──────── Provided data ────────

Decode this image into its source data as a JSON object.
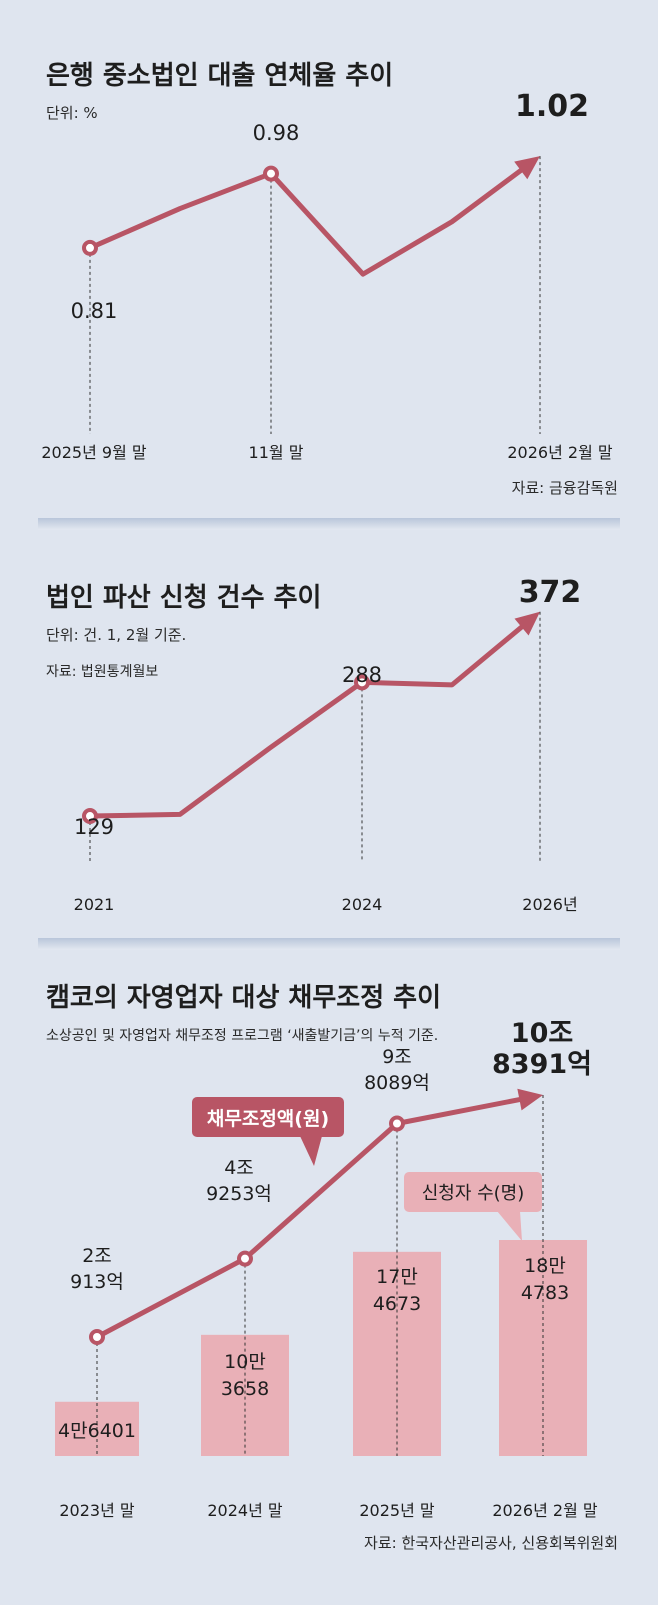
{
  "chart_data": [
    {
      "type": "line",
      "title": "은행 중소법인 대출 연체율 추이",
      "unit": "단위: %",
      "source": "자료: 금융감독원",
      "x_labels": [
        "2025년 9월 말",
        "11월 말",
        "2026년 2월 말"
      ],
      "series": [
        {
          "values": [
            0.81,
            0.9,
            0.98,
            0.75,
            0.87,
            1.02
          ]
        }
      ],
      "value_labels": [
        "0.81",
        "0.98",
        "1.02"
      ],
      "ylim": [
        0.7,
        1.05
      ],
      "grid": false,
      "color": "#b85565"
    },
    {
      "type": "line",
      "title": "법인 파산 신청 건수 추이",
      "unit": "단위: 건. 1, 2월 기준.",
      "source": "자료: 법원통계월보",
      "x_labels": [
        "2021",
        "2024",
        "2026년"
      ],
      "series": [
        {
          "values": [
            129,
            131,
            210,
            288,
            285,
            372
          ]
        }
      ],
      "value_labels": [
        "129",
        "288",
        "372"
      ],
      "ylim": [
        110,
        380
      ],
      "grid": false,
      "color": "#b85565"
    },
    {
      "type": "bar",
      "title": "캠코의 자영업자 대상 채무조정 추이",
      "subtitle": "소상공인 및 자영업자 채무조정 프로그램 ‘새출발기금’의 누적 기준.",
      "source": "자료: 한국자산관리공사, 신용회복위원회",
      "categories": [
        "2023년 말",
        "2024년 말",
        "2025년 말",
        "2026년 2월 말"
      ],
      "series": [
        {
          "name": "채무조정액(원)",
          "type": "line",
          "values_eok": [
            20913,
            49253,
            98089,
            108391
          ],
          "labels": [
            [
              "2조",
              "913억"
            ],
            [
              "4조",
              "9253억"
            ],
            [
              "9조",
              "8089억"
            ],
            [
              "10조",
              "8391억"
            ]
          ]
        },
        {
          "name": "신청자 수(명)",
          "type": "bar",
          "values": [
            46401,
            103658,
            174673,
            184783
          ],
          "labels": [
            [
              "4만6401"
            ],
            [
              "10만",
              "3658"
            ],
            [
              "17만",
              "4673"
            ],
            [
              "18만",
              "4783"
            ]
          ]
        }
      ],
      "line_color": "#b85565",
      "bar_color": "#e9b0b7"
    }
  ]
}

────────
──────── Provided data ────────

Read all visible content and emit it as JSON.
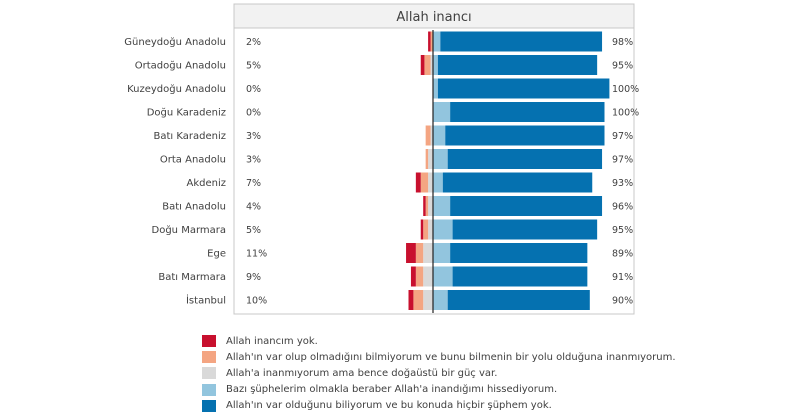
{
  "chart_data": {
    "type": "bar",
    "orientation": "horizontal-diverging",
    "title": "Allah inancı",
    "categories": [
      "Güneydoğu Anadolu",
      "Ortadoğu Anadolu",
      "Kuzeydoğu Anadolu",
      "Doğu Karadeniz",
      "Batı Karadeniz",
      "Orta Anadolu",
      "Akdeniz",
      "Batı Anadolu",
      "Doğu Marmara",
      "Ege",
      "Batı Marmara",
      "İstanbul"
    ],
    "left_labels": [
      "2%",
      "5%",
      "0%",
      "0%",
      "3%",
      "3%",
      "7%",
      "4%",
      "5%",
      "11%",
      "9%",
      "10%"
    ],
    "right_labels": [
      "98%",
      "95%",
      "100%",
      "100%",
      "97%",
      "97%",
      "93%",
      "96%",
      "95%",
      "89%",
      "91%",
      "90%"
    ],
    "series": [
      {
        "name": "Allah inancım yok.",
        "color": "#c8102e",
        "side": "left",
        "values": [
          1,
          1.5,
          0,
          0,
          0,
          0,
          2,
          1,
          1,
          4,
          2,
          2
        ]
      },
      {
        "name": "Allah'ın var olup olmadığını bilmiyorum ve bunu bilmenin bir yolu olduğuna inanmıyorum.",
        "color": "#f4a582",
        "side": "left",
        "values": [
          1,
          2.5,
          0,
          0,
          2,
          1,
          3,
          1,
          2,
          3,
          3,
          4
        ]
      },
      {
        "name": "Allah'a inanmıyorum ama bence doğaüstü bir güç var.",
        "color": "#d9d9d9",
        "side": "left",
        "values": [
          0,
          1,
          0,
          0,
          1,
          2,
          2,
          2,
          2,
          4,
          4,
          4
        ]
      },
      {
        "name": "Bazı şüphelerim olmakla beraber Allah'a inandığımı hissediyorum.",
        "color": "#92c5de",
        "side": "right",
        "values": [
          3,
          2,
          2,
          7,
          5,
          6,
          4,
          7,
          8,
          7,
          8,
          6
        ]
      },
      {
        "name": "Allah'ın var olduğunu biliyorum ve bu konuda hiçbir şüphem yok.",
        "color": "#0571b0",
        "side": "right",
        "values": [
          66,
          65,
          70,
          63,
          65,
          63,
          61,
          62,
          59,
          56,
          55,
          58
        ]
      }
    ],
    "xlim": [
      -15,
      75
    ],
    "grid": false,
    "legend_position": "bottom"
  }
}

────────

In the entries above, identify each line that includes the string "Allah", then copy it.

    "title": "Allah inancı",
        "name": "Allah inancım yok.",
        "name": "Allah'ın var olup olmadığını bilmiyorum ve bunu bilmenin bir yolu olduğuna inanmıyorum.",
        "name": "Allah'a inanmıyorum ama bence doğaüstü bir güç var.",
        "name": "Bazı şüphelerim olmakla beraber Allah'a inandığımı hissediyorum.",
        "name": "Allah'ın var olduğunu biliyorum ve bu konuda hiçbir şüphem yok.",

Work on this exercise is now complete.